Stored items

------------------------------------------------------------

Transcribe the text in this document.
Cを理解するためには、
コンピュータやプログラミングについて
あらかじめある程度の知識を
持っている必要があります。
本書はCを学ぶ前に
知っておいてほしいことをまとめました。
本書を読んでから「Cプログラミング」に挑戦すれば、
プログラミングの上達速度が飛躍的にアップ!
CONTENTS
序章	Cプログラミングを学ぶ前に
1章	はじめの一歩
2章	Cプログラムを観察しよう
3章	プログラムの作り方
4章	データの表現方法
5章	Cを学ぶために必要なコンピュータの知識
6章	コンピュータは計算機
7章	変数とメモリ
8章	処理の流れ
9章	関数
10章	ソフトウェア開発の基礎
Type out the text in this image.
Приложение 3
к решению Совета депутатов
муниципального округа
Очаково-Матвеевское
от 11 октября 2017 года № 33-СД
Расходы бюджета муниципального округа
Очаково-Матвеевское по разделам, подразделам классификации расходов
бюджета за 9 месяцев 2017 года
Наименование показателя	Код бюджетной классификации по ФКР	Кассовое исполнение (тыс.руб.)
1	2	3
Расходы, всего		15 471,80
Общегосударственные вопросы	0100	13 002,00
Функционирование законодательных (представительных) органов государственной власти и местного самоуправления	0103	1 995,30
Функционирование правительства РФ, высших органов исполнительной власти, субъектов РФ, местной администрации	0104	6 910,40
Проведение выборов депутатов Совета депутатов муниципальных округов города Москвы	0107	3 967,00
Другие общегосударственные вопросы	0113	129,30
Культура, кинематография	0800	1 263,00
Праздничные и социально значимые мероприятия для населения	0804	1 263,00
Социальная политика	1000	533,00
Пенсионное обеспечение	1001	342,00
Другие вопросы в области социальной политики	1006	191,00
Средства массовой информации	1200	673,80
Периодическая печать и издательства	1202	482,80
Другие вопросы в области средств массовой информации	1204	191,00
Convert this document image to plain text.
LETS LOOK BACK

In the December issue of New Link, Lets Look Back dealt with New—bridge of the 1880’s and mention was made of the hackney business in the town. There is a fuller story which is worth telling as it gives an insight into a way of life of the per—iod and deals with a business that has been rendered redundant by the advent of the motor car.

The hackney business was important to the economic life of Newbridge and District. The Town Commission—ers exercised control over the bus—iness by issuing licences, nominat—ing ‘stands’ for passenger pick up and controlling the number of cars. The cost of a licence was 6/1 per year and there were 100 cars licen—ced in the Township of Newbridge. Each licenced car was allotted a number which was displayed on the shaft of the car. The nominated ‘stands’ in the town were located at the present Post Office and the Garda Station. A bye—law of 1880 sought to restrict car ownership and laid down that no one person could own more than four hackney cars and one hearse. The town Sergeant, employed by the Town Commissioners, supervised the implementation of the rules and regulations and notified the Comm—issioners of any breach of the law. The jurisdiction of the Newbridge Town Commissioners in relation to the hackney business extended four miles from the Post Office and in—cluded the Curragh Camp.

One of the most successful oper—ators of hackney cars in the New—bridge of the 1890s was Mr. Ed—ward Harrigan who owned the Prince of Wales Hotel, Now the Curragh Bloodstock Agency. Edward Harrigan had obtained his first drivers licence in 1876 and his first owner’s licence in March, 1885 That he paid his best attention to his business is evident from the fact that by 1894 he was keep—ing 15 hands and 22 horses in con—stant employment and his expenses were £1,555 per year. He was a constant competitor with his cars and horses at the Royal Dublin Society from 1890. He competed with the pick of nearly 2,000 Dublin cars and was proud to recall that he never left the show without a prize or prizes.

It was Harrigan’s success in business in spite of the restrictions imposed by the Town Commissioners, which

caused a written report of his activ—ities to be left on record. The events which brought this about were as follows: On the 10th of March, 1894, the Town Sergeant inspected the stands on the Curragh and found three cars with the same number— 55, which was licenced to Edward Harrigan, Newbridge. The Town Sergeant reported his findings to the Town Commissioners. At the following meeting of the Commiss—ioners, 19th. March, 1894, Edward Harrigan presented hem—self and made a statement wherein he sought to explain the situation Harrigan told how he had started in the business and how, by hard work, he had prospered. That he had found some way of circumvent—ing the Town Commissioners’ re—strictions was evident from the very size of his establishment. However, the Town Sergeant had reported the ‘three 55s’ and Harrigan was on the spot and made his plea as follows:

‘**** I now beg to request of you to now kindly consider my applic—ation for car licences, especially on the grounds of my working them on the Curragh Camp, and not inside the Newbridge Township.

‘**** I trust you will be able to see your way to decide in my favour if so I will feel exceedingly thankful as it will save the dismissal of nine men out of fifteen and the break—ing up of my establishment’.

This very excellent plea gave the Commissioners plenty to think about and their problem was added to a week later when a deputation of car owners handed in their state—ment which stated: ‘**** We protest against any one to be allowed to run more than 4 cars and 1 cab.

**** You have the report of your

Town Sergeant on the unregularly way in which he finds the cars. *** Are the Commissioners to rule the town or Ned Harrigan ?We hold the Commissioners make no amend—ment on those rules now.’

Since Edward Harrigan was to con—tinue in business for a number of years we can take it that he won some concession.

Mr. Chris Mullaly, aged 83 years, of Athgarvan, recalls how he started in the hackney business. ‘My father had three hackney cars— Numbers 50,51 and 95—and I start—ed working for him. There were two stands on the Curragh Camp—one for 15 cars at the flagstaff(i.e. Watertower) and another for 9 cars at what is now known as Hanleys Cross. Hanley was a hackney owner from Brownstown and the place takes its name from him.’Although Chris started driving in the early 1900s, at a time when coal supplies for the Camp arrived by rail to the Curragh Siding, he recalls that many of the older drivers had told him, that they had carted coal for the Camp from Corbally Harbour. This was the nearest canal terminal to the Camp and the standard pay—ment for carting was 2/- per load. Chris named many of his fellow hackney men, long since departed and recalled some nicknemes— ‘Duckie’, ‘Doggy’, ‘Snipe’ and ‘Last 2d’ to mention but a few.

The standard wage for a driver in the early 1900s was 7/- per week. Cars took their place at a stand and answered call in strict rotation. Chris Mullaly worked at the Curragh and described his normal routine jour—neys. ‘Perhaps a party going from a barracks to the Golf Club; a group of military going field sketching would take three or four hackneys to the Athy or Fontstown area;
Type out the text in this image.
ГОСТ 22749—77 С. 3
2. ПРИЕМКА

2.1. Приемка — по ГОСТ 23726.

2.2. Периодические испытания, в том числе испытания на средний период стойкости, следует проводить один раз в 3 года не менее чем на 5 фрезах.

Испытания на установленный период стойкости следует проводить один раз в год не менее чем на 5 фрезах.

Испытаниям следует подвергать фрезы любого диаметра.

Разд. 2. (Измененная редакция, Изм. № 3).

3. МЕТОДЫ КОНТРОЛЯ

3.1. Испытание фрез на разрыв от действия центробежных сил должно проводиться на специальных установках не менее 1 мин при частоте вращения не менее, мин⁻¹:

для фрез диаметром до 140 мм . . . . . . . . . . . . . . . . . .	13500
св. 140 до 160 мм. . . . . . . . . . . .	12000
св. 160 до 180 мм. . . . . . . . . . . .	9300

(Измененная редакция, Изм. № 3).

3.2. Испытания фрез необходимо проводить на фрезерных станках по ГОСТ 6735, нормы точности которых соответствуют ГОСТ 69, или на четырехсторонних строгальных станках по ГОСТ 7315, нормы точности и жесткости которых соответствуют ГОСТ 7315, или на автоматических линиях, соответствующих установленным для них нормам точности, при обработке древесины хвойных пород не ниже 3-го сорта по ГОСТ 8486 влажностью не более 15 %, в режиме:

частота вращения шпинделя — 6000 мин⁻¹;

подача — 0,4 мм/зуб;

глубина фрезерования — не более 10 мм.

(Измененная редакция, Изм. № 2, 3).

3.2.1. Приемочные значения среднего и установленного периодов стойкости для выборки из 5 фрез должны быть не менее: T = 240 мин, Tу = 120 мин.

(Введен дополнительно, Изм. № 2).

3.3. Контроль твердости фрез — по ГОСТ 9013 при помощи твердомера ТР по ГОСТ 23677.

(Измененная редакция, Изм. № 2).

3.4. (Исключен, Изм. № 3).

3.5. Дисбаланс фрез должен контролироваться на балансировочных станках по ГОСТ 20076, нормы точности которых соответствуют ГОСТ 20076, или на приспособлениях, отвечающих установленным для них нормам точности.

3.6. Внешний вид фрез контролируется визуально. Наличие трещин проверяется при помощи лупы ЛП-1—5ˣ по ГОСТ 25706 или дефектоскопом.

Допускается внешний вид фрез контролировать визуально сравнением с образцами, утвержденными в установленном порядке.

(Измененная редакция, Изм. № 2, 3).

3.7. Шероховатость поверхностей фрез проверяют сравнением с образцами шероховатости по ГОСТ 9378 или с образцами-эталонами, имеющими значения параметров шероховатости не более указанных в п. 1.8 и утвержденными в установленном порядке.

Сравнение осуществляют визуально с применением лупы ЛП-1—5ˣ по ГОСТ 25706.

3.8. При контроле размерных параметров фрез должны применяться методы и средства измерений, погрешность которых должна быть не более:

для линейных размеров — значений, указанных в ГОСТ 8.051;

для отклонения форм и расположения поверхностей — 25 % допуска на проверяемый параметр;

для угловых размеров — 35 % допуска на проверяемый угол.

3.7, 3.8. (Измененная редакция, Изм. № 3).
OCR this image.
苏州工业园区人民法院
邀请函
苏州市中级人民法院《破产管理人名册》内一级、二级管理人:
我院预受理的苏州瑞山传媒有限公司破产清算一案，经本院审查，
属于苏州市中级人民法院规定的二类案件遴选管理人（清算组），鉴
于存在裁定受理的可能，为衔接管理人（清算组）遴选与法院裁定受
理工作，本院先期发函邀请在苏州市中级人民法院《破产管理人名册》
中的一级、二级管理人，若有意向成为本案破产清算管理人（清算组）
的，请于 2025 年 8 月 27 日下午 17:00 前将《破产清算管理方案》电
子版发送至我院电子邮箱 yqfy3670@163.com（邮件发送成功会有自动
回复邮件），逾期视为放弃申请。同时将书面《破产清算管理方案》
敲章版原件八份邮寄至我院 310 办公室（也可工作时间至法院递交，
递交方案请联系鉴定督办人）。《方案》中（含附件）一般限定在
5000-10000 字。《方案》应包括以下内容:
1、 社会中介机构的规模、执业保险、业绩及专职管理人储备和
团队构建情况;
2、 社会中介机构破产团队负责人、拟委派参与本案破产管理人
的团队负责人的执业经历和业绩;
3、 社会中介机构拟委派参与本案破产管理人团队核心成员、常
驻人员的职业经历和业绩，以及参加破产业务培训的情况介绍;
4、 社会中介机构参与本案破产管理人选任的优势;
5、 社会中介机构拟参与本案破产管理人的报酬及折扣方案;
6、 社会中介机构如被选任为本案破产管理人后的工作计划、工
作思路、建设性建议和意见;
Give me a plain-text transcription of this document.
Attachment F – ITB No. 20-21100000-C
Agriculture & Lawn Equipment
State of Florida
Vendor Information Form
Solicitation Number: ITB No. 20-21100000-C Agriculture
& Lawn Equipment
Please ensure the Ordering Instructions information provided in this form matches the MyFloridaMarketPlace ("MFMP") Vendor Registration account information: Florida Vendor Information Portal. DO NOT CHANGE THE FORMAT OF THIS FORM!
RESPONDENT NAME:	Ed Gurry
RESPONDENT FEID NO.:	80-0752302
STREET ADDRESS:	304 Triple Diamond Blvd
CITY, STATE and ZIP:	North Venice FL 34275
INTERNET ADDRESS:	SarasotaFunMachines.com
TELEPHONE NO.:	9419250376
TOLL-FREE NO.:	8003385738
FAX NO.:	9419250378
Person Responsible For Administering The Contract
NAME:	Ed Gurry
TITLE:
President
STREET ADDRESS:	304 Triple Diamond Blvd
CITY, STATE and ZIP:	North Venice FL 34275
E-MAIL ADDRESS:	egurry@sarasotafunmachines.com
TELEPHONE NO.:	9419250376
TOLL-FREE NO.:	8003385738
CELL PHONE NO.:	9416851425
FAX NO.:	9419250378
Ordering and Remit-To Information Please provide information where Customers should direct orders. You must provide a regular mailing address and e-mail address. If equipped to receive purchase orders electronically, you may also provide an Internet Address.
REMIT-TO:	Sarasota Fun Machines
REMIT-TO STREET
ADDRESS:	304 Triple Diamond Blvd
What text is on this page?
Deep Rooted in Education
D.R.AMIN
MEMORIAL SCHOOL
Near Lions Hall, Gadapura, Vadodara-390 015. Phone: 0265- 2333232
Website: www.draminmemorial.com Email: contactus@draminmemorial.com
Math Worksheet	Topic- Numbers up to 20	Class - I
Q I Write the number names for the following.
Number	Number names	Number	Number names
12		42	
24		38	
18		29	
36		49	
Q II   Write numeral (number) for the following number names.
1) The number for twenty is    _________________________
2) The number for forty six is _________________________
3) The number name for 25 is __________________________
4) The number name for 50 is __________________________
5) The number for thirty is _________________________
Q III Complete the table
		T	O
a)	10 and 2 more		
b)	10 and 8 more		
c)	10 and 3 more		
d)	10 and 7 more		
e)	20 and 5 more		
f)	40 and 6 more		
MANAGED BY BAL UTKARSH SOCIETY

------------------------------------------------------------

SHORT EXERCISE » Using the records above, copy each line that contains "Please".

TASK RESULT »
Please ensure the Ordering Instructions information provided in this form matches the MyFloridaMarketPlace ("MFMP") Vendor Registration account information: Florida Vendor Information Portal. DO NOT CHANGE THE FORMAT OF THIS FORM!
Ordering and Remit-To Information Please provide information where Customers should direct orders. You must provide a regular mailing address and e-mail address. If equipped to receive purchase orders electronically, you may also provide an Internet Address.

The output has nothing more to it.